**Task objective**
Extract every line that includes the string "suitable".

--*--

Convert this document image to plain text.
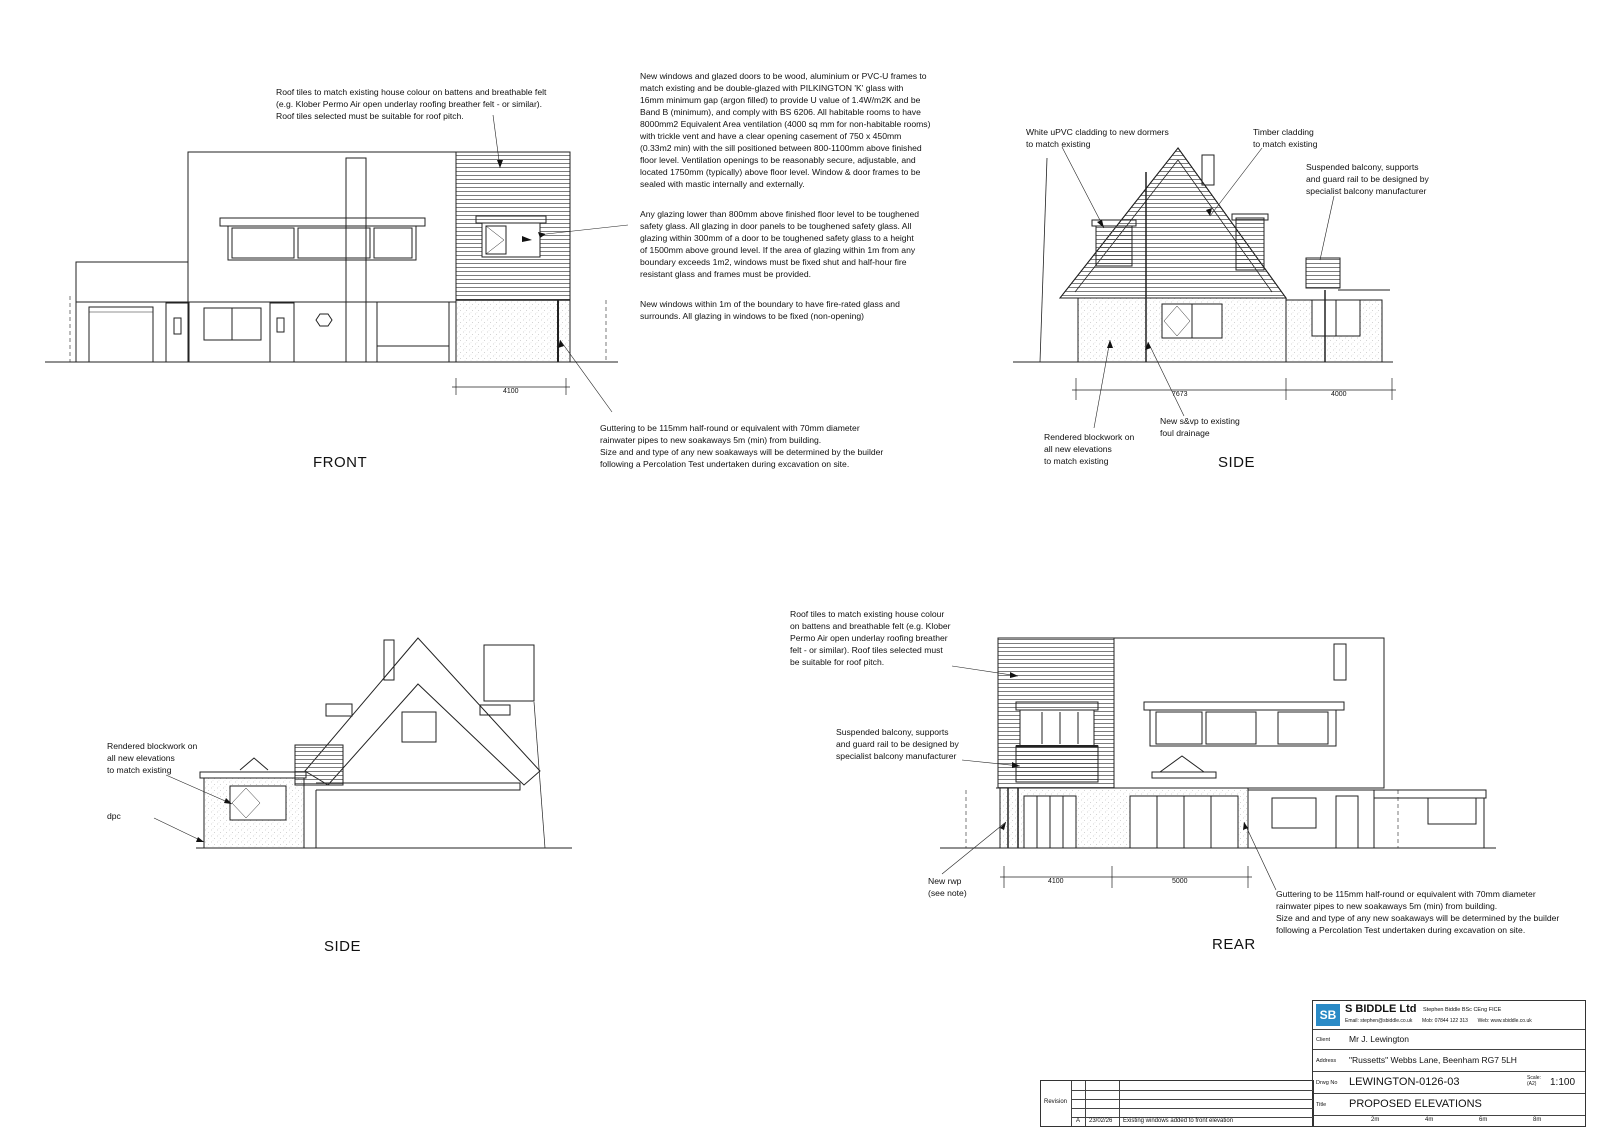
Roof tiles to match existing house colour on battens and breathable felt
(e.g. Klober Permo Air open underlay roofing breather felt - or similar).
Roof tiles selected must be suitable for roof pitch.

New windows and glazed doors to be wood, aluminium or PVC-U frames to
match existing and be double-glazed with PILKINGTON 'K' glass with
16mm minimum gap (argon filled) to provide U value of 1.4W/m2K and be
Band B (minimum), and comply with BS 6206. All habitable rooms to have
8000mm2 Equivalent Area ventilation (4000 sq mm for non-habitable rooms)
with trickle vent and have a clear opening casement of 750 x 450mm
(0.33m2 min) with the sill positioned between 800-1100mm above finished
floor level. Ventilation openings to be reasonably secure, adjustable, and
located 1750mm (typically) above floor level. Window & door frames to be
sealed with mastic internally and externally.

Any glazing lower than 800mm above finished floor level to be toughened
safety glass. All glazing in door panels to be toughened safety glass. All
glazing within 300mm of a door to be toughened safety glass to a height
of 1500mm above ground level. If the area of glazing within 1m from any
boundary exceeds 1m2, windows must be fixed shut and half-hour fire
resistant glass and frames must be provided.

New windows within 1m of the boundary to have fire-rated glass and
surrounds. All glazing in windows to be fixed (non-opening)

Guttering to be 115mm half-round or equivalent with 70mm diameter
rainwater pipes to new soakaways 5m (min) from building.
Size and and type of any new soakaways will be determined by the builder
following a Percolation Test undertaken during excavation on site.
White uPVC cladding to new dormers
to match existing
Timber cladding
to match existing
Suspended balcony, supports
and guard rail to be designed by
specialist balcony manufacturer
Rendered blockwork on
all new elevations
to match existing
New s&vp to existing
foul drainage
Rendered blockwork on
all new elevations
to match existing
dpc
Roof tiles to match existing house colour
on battens and breathable felt (e.g. Klober
Permo Air open underlay roofing breather
felt - or similar). Roof tiles selected must
be suitable for roof pitch.
Suspended balcony, supports
and guard rail to be designed by
specialist balcony manufacturer
New rwp
(see note)	Guttering to be 115mm half-round or equivalent with 70mm diameter
rainwater pipes to new soakaways 5m (min) from building.
Size and and type of any new soakaways will be determined by the builder
following a Percolation Test undertaken during excavation on site.
4100	7673	4000
4100	5000
FRONT	SIDE
SIDE	REAR
SB S BIDDLE Ltd Stephen Biddle BSc CEng FICE
Email: stephen@sbiddle.co.uk       Mob: 07844 122 313       Web: www.sbiddle.co.uk
Client Mr J. Lewington
Address "Russetts" Webbs Lane, Beenham RG7 5LH
Drwg No LEWINGTON-0126-03	Scale:
(A2)	1:100
Title PROPOSED ELEVATIONS
2m	4m	6m	8m
Revision
A 23/02/26 Existing windows added to front elevation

--*--

**Response to this exercise**
Roof tiles selected must be suitable for roof pitch.
be suitable for roof pitch.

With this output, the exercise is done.